* _Your goal_
Extract all lines from the data beneath that include the word "title".

[Collected data entries]

━━━━━━━━

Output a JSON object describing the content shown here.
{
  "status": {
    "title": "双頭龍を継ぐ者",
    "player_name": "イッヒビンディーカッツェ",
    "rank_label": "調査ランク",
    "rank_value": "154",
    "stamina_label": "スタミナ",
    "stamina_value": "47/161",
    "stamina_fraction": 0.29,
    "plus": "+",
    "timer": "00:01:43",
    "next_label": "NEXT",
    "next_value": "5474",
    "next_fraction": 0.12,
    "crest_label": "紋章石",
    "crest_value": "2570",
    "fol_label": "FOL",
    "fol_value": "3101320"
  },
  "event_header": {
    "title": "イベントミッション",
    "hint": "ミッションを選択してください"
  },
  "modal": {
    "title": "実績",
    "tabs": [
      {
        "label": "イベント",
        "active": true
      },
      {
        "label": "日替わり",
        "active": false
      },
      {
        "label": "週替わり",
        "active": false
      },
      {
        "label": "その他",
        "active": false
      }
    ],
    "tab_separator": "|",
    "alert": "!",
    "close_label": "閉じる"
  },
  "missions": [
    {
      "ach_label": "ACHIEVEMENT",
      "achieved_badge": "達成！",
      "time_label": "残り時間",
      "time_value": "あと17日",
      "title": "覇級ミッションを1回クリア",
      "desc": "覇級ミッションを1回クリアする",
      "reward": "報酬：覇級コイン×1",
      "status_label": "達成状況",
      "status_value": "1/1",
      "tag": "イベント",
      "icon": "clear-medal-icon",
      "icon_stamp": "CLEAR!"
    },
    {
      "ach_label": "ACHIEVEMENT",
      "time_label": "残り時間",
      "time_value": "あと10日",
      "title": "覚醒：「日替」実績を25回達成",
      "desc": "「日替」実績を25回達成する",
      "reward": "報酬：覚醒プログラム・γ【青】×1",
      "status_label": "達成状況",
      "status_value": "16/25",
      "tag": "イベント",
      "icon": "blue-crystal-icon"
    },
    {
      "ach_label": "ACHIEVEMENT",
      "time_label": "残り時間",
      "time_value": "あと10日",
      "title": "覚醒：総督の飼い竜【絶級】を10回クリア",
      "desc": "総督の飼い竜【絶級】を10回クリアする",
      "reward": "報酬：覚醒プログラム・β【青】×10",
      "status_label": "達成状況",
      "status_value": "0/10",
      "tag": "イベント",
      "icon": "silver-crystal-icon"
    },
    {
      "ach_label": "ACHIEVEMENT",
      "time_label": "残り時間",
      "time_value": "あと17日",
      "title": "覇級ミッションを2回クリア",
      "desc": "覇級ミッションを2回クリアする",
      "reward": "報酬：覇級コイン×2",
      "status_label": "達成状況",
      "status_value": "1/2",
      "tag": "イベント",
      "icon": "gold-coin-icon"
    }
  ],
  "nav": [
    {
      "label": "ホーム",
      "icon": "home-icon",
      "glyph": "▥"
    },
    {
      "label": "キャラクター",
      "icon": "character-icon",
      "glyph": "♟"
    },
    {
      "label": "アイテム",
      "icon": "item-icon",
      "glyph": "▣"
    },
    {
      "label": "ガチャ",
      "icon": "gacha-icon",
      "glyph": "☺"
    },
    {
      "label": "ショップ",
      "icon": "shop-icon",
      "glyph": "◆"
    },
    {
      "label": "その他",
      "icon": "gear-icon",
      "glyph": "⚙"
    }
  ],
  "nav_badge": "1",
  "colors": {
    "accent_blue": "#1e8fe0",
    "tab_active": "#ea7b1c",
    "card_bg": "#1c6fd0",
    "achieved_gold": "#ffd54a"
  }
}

━━━━━━━━

* _Finished exercise_
    "title": "双頭龍を継ぐ者",
    "title": "イベントミッション",
    "title": "実績",
      "title": "覇級ミッションを1回クリア",
      "title": "覚醒：「日替」実績を25回達成",
      "title": "覚醒：総督の飼い竜【絶級】を10回クリア",
      "title": "覇級ミッションを2回クリア",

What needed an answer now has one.